Langkah Pengerjaan.
1. Berdasarkan artikel tentang serat viscose Asia Pacific Rayon, jelaskan dalam satu sampai tiga kalimat mengapa konsumen di Indonesia memilih pakaian berbahan nyaman dan ringan untuk kebutuhan sehari-hari.
2. Lanjutkan artikel tentang fashion berkelanjutan dan serat viscose setelah kalimat terakhirnya.

Teks yang Disediakan.
****************
Lebih Dekat Dengan Fashion Berkelanjutan dengan Serat Viscose Asia Pasific Rayon

Lebih-Dekat-Dengan-Fashion-Berkelanjutan-dengan-Serat-Viscose-Asia-Pasific-Rayon.jpg
(Anggun Alifah/RIAU ONLINE)

RIAU ONLINE, PEKANBARU - Iklim tropis di Indonesia memiliki tantangan tersendiri bagi industri tekstil yang ingin mengembangkan bisnisnya di Indonesia. Pilihan bahan, menjadi salah satu faktor penting yang harus dipertimbangkan. 

Cuaca yang panas dan tingkat kelembaban yang tinggi, menjadikan konsumen memilih pakaian dengan bahan yang nyaman dan ringan untuk kebutuhan sehari hari. Salah satu pilihan yang patut dipertimbangkan adalah bahan serat rayon atau viscose.

Salah satu produsen serat viscose-rayon di Indonesia adalah Asia Pacific Rayon (APR). Dari sudut kota Pangkalan Kerinci, Kabupaten Pelalawan, Riau, APR yang merupakan bagian dari Royal Golden Eagle (RGE) memulai produksi serat rayon sejak 2019 lalu.

RGE berkomitmen untuk menghadirkan beragam produk dengan skema berkelanjutan, untuk tetap menjaga keseimbangan alam dan melestarikan lingkungan.

“Sustainable artinya kita mengelola bahan itu  dalam satu siklus yang tidak terputus,” ungkap Head of Corporate Communications RAPP, Aji Wihardandi.

Dari lahan konsesi yang dikelola oleh RGE Group, tumbuh tanaman akasia dan eukaliptus berkualitas yang nantinya akan diolah menjadi beragam produk unggulan.

Melalui tangan-tangan terampil yang bekerja di balik teknologi terkini, kayu-kayu yang dipanen dari lahan konsesi diolah menjadi pulp oleh PT Riau Andalan Pulp and Paper (RAPP).

“Produk turunan dari pulp yang bisa kita hasilkan ada berbagai macam. Kertas, paperboard untuk pembungkus makanan, viscose, serta benang,” ungkap Aji.

Aji menjelaskan, konsep berkelanjutan yang diterapkan oleh RGE sudah dimulai dari sistem penanaman di area konsesi yang mereka kelola. Dari seluruh luas kawasan konsesi, mereka berkomitmen untuk tetap menjaga lingkungan tetap lestari. Salah satu upaya yang dilakukan adalah dengan menanam menggunakan skema 1:1.
****************
Anotasi tata letak gambar:
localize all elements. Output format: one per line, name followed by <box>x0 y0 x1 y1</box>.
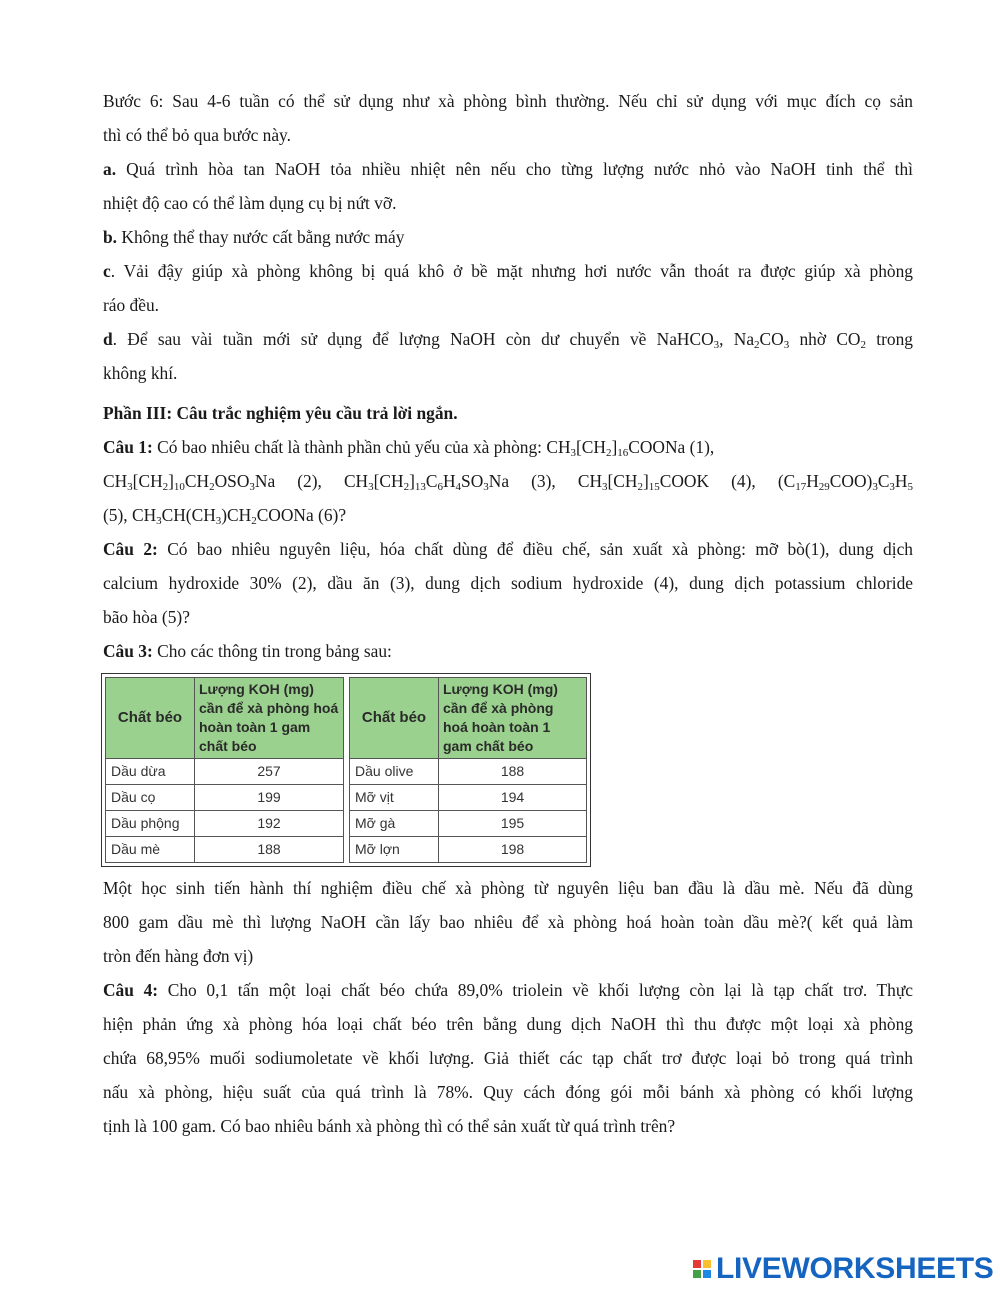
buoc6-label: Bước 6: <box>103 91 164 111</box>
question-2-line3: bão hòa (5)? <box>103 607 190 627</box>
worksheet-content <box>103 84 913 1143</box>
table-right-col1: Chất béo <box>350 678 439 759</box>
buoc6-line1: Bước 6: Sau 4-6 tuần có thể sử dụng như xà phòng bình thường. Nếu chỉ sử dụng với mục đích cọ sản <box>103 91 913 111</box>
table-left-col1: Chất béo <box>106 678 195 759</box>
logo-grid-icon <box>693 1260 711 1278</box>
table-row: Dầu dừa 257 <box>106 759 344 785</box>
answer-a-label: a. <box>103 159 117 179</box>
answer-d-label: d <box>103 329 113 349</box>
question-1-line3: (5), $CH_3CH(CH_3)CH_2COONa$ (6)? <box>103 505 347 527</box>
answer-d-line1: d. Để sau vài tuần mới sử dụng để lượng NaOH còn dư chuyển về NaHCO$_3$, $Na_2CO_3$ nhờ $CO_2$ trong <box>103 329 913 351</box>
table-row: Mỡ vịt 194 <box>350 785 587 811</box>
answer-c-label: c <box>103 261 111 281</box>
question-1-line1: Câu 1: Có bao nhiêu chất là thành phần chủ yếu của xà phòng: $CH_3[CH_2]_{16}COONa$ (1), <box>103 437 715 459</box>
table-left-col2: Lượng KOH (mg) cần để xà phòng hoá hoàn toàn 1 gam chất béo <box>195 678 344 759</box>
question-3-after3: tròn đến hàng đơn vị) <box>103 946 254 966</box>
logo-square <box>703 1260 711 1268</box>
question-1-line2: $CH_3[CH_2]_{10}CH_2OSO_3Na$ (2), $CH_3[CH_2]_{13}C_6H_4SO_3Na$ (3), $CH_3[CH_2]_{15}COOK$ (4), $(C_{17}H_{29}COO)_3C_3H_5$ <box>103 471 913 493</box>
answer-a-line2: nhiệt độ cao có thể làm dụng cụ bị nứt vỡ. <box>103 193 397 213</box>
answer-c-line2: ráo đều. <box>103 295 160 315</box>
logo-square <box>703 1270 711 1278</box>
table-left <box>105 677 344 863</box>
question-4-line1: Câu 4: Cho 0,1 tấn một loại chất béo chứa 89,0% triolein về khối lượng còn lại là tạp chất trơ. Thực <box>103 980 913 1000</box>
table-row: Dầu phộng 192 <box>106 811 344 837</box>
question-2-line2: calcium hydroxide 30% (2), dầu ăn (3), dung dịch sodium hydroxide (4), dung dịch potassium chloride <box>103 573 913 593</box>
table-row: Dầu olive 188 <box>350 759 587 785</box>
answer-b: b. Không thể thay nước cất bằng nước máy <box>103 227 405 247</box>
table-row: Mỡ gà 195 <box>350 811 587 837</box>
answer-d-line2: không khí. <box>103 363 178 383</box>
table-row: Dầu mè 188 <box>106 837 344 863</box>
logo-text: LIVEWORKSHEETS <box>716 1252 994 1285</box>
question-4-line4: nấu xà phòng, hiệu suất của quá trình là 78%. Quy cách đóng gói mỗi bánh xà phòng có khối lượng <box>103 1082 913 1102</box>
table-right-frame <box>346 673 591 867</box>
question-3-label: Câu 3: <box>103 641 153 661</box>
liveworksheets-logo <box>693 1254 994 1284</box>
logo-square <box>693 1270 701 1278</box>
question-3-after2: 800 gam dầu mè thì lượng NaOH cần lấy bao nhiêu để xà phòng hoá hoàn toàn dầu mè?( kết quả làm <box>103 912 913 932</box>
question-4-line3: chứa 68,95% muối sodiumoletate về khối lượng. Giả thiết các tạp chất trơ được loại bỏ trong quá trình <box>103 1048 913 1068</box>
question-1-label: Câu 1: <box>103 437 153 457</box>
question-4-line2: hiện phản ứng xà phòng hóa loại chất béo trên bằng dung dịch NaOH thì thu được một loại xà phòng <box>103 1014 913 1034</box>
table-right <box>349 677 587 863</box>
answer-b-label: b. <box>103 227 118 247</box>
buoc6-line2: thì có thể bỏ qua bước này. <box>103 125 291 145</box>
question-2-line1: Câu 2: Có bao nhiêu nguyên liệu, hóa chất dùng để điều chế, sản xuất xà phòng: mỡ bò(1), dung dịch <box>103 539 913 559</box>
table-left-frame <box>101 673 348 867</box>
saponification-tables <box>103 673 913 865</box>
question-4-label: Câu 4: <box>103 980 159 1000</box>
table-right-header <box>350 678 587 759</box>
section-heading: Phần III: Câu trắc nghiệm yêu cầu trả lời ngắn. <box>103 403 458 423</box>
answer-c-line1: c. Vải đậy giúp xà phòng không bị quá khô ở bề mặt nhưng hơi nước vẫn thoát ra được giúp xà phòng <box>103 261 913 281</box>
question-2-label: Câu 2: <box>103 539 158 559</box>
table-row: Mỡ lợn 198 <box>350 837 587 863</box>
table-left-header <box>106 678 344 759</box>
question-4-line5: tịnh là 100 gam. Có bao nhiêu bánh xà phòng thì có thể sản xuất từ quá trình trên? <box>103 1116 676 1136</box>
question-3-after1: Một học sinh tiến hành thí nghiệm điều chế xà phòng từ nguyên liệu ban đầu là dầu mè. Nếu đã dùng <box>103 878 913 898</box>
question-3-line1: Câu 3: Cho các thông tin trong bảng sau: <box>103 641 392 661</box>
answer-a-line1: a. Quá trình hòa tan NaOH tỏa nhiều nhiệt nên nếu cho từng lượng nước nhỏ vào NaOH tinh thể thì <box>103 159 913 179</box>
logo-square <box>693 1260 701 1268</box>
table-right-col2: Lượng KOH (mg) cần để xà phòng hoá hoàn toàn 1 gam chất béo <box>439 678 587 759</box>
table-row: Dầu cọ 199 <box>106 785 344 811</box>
****************
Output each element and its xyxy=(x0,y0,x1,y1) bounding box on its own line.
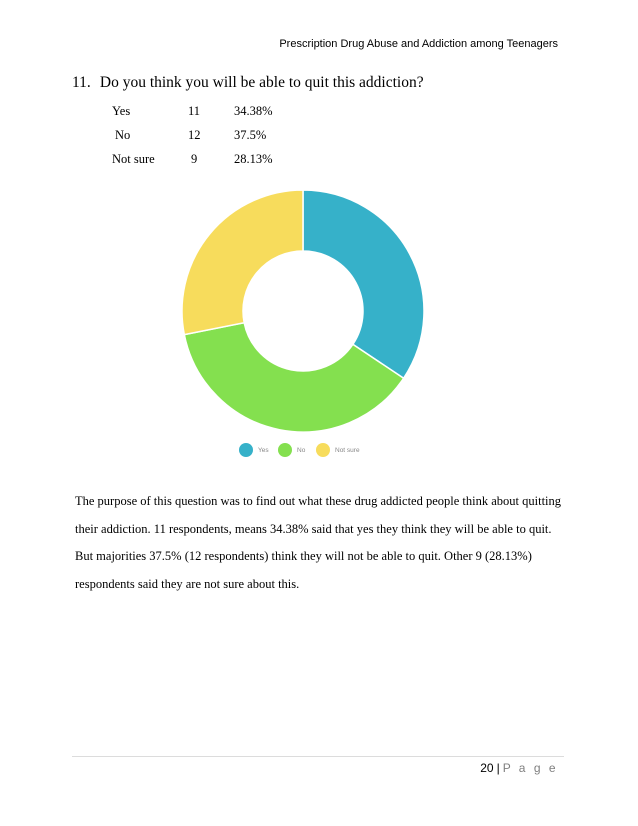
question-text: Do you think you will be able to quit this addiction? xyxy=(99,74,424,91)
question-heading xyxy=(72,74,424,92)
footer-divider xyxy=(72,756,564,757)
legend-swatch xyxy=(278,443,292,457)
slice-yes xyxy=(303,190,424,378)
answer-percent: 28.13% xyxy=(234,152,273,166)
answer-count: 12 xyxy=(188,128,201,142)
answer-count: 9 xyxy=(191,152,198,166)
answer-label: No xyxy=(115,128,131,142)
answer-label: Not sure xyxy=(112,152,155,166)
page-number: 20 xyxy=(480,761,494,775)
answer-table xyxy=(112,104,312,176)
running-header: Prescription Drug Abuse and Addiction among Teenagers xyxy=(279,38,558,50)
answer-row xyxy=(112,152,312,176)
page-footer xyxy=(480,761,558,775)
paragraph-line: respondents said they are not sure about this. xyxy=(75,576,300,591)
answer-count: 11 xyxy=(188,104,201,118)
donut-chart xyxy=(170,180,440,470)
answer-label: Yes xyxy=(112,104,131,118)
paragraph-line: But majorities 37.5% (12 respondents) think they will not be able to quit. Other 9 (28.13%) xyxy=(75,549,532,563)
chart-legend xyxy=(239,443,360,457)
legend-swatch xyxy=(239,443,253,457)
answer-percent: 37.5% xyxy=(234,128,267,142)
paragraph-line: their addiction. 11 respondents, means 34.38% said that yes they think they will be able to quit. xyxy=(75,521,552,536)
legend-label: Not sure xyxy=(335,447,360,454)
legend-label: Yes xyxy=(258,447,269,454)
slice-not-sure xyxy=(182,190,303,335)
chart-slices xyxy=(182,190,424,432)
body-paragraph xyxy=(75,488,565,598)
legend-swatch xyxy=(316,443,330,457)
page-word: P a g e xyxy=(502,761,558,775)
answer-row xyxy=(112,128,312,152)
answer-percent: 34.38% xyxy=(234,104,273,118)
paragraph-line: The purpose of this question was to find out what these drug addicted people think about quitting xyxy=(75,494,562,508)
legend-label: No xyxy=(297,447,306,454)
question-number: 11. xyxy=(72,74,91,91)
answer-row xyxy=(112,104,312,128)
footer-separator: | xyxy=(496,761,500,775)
****************
Hasil Pengerjaan.
1. Konsumen memilih pakaian berbahan nyaman dan ringan karena cuaca di Indonesia panas dan tingkat kelembabannya tinggi. Salah satu bahan yang patut dipertimbangkan untuk kebutuhan itu adalah serat rayon atau viscose.

2.
“Untuk 1 hektar lahan yang ditanami tanaman industri, maka 1 hektar juga lahan yang kami jadikan kawasan konservasi,” kata Aji.

Dari lahan yang dikelola secara berkelanjutan inilah, APR memproduksi serat viscose berkualitas tinggi yang berasal dari 100 persen serat kayu alami. Serat viscose yang diproduksi oleh APR memiliki sejumlah keunggulan, seperti bahan yang mudah terurai dengan alami (biodegradable), memiliki pori-pori yang membuat kulit tetap nyaman (breathable), tekstur yang lembut dan halus, serta memiliki daya serap yang tinggi. Kualitas ini tentunya sangat pas dengan pasar di wilayah tropis seperti Indonesia.

President Director of APR Basrie Kamba memaparkan bahwa ada sejumlah produk tekstil yang kerap menggunakan serta viscose sebagai bahan utamanya.

“Di dunia fashion, viscose itu dikenal dan diutamakan untuk pakaian dalam, pakaian muslim, pakaian rumah, dan bisa dikombinasikan dengan cotton untuk berbagai jenis,” ungkapnya.

Menurutnya, bahan kain dari serat viscose saat ini menjadi salah satu bahan tekstil yang menjadi primadona para desainer. Bahan ini bisa menghasilkan warna yang lebih nyata, serta teksturnya yang lembut menjadi keunggulan yang perlu dipertimbangkan di dunia mode.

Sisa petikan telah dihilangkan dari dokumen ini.